_Problem to work on_: The records are to be restated in their entirety, word for word.

_Stored rows_:
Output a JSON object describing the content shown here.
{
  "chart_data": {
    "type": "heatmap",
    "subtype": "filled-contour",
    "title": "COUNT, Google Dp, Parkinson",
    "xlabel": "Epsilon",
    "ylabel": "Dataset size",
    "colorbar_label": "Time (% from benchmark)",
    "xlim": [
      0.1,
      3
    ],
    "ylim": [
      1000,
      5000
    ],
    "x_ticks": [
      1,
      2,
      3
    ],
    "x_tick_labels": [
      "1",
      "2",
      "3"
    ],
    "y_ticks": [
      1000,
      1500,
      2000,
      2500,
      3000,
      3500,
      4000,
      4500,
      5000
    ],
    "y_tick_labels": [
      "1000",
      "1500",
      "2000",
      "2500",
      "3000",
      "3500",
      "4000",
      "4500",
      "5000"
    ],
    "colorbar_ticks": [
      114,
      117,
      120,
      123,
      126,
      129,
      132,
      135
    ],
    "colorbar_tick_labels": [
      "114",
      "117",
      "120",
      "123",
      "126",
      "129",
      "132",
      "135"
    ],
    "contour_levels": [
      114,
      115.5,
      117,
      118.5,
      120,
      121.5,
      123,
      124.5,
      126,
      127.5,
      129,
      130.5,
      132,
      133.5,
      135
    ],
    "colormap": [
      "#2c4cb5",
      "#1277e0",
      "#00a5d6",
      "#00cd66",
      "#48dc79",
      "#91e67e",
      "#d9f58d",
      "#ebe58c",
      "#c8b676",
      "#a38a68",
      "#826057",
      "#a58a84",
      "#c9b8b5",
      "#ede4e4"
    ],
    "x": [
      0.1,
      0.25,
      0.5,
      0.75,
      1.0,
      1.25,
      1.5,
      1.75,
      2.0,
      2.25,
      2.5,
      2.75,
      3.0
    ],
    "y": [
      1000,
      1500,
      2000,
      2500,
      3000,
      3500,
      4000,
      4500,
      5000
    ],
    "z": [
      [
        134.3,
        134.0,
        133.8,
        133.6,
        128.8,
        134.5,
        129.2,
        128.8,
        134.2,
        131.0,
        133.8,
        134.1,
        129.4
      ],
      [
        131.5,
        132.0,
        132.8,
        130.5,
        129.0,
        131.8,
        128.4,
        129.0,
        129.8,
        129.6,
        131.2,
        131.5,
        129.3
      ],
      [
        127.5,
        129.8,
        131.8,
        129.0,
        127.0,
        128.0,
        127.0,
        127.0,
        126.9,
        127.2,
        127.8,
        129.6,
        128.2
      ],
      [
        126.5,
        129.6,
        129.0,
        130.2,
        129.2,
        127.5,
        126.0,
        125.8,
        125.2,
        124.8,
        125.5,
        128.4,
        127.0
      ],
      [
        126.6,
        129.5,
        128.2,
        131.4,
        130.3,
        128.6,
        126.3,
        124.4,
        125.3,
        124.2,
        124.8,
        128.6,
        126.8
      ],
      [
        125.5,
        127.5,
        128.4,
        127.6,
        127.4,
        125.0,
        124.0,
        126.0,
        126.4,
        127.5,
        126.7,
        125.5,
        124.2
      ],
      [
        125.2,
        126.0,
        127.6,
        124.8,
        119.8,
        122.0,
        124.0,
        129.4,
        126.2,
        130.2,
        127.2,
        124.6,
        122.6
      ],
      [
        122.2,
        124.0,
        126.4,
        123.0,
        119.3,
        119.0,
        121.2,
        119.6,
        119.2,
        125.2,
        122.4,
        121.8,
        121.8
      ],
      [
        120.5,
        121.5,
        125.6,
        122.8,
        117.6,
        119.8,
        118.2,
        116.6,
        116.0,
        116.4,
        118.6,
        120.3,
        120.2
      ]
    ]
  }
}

_Solution to this problem_:
Output a JSON object describing the content shown here.
{
  "chart_data": {
    "type": "heatmap",
    "subtype": "filled-contour",
    "title": "COUNT, Google Dp, Parkinson",
    "xlabel": "Epsilon",
    "ylabel": "Dataset size",
    "colorbar_label": "Time (% from benchmark)",
    "xlim": [
      0.1,
      3
    ],
    "ylim": [
      1000,
      5000
    ],
    "x_ticks": [
      1,
      2,
      3
    ],
    "x_tick_labels": [
      "1",
      "2",
      "3"
    ],
    "y_ticks": [
      1000,
      1500,
      2000,
      2500,
      3000,
      3500,
      4000,
      4500,
      5000
    ],
    "y_tick_labels": [
      "1000",
      "1500",
      "2000",
      "2500",
      "3000",
      "3500",
      "4000",
      "4500",
      "5000"
    ],
    "colorbar_ticks": [
      114,
      117,
      120,
      123,
      126,
      129,
      132,
      135
    ],
    "colorbar_tick_labels": [
      "114",
      "117",
      "120",
      "123",
      "126",
      "129",
      "132",
      "135"
    ],
    "contour_levels": [
      114,
      115.5,
      117,
      118.5,
      120,
      121.5,
      123,
      124.5,
      126,
      127.5,
      129,
      130.5,
      132,
      133.5,
      135
    ],
    "colormap": [
      "#2c4cb5",
      "#1277e0",
      "#00a5d6",
      "#00cd66",
      "#48dc79",
      "#91e67e",
      "#d9f58d",
      "#ebe58c",
      "#c8b676",
      "#a38a68",
      "#826057",
      "#a58a84",
      "#c9b8b5",
      "#ede4e4"
    ],
    "x": [
      0.1,
      0.25,
      0.5,
      0.75,
      1.0,
      1.25,
      1.5,
      1.75,
      2.0,
      2.25,
      2.5,
      2.75,
      3.0
    ],
    "y": [
      1000,
      1500,
      2000,
      2500,
      3000,
      3500,
      4000,
      4500,
      5000
    ],
    "z": [
      [
        134.3,
        134.0,
        133.8,
        133.6,
        128.8,
        134.5,
        129.2,
        128.8,
        134.2,
        131.0,
        133.8,
        134.1,
        129.4
      ],
      [
        131.5,
        132.0,
        132.8,
        130.5,
        129.0,
        131.8,
        128.4,
        129.0,
        129.8,
        129.6,
        131.2,
        131.5,
        129.3
      ],
      [
        127.5,
        129.8,
        131.8,
        129.0,
        127.0,
        128.0,
        127.0,
        127.0,
        126.9,
        127.2,
        127.8,
        129.6,
        128.2
      ],
      [
        126.5,
        129.6,
        129.0,
        130.2,
        129.2,
        127.5,
        126.0,
        125.8,
        125.2,
        124.8,
        125.5,
        128.4,
        127.0
      ],
      [
        126.6,
        129.5,
        128.2,
        131.4,
        130.3,
        128.6,
        126.3,
        124.4,
        125.3,
        124.2,
        124.8,
        128.6,
        126.8
      ],
      [
        125.5,
        127.5,
        128.4,
        127.6,
        127.4,
        125.0,
        124.0,
        126.0,
        126.4,
        127.5,
        126.7,
        125.5,
        124.2
      ],
      [
        125.2,
        126.0,
        127.6,
        124.8,
        119.8,
        122.0,
        124.0,
        129.4,
        126.2,
        130.2,
        127.2,
        124.6,
        122.6
      ],
      [
        122.2,
        124.0,
        126.4,
        123.0,
        119.3,
        119.0,
        121.2,
        119.6,
        119.2,
        125.2,
        122.4,
        121.8,
        121.8
      ],
      [
        120.5,
        121.5,
        125.6,
        122.8,
        117.6,
        119.8,
        118.2,
        116.6,
        116.0,
        116.4,
        118.6,
        120.3,
        120.2
      ]
    ]
  }
}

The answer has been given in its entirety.